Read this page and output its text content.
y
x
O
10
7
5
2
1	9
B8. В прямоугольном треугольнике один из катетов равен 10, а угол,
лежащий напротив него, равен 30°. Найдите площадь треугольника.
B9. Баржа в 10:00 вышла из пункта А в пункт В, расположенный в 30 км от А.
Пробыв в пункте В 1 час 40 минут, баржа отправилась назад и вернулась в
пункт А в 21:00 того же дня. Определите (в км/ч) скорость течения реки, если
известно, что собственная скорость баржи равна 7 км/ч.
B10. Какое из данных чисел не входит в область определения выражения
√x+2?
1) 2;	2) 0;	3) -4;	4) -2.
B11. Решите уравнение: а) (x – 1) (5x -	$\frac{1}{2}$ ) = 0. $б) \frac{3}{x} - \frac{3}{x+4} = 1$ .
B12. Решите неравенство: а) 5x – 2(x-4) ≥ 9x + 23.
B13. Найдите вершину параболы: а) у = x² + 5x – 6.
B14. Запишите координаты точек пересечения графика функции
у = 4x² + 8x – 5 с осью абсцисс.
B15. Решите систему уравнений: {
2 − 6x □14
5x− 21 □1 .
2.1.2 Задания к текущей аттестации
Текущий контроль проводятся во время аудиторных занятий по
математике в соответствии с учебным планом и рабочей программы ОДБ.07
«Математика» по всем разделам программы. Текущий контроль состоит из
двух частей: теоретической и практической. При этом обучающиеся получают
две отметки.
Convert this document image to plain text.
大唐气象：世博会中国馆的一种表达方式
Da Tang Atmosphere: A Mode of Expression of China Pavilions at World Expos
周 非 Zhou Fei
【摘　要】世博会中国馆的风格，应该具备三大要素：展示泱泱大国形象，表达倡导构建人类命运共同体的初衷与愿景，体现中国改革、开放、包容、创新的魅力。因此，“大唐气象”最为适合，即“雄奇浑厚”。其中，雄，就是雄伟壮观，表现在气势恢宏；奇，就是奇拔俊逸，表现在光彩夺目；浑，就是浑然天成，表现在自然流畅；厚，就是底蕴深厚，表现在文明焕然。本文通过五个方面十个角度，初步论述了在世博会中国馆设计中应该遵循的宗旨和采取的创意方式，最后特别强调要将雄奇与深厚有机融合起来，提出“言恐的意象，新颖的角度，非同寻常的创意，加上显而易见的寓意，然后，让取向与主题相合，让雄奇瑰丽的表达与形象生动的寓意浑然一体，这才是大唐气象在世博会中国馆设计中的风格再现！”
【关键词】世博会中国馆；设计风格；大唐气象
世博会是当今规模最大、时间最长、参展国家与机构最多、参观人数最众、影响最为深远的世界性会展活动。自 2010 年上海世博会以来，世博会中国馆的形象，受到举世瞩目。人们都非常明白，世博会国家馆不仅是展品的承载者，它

- - - -

- **What needs to be done**: Track down all lines above with the string "Решите" and copy them.

- **Complete response**:
B11. Решите уравнение: а) (x – 1) (5x -	$\frac{1}{2}$ ) = 0. $б) \frac{3}{x} - \frac{3}{x+4} = 1$ .
B12. Решите неравенство: а) 5x – 2(x-4) ≥ 9x + 23.
B15. Решите систему уравнений: {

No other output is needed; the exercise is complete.